Records from a dataset

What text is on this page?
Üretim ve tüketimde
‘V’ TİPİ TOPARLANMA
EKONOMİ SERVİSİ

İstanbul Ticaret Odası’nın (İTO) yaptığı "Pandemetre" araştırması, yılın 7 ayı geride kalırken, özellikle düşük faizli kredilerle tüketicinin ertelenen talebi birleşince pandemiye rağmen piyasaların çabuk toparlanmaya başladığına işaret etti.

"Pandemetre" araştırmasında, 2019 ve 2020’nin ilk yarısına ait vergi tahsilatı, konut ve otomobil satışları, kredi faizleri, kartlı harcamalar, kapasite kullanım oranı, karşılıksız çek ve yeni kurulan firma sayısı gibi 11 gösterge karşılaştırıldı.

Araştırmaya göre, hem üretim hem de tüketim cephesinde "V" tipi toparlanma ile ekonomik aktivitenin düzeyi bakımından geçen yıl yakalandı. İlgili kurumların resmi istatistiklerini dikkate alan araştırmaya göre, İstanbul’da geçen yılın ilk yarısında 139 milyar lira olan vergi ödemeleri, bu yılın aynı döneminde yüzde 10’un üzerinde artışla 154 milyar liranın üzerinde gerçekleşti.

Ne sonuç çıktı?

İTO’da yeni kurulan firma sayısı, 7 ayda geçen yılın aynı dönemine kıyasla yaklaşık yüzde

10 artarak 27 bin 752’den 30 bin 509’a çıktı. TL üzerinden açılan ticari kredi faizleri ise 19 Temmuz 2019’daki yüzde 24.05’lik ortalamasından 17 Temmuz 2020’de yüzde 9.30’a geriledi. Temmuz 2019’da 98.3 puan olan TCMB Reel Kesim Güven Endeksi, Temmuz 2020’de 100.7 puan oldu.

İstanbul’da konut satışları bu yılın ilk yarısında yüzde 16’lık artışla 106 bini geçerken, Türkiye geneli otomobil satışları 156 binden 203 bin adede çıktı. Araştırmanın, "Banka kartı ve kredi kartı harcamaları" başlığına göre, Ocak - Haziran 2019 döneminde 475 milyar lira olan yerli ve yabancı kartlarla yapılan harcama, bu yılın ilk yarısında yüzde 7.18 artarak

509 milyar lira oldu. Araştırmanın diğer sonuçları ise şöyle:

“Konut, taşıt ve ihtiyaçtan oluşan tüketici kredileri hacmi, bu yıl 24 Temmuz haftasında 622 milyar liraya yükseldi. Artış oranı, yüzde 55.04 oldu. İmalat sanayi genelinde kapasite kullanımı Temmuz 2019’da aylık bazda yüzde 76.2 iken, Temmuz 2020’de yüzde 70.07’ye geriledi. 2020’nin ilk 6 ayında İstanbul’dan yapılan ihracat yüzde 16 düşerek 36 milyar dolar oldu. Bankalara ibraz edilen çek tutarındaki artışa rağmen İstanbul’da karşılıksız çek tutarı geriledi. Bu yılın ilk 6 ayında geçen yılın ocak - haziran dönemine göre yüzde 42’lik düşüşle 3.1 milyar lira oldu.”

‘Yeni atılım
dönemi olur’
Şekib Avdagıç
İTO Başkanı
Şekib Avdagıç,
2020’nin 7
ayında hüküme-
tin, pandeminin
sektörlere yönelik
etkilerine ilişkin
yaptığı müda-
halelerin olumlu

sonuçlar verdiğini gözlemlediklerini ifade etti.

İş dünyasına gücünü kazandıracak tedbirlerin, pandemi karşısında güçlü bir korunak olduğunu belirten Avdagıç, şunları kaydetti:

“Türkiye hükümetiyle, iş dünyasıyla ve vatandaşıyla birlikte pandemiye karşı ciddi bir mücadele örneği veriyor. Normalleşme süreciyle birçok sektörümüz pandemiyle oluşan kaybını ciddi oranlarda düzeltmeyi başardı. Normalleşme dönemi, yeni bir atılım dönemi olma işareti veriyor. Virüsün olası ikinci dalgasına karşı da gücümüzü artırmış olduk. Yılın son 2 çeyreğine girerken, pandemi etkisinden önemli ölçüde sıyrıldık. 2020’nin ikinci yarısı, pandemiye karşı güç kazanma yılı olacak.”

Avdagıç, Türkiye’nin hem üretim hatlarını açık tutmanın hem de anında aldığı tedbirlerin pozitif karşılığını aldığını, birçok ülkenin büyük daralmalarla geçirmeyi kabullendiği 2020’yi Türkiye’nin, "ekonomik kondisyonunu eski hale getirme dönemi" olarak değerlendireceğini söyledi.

### DIRECTIVE
Pick out all the lines with the word "firma" in them and copy them.

### CORRECT ANSWER
"Pandemetre" araştırmasında, 2019 ve 2020’nin ilk yarısına ait vergi tahsilatı, konut ve otomobil satışları, kredi faizleri, kartlı harcamalar, kapasite kullanım oranı, karşılıksız çek ve yeni kurulan firma sayısı gibi 11 gösterge karşılaştırıldı.
İTO’da yeni kurulan firma sayısı, 7 ayda geçen yılın aynı dönemine kıyasla yaklaşık yüzde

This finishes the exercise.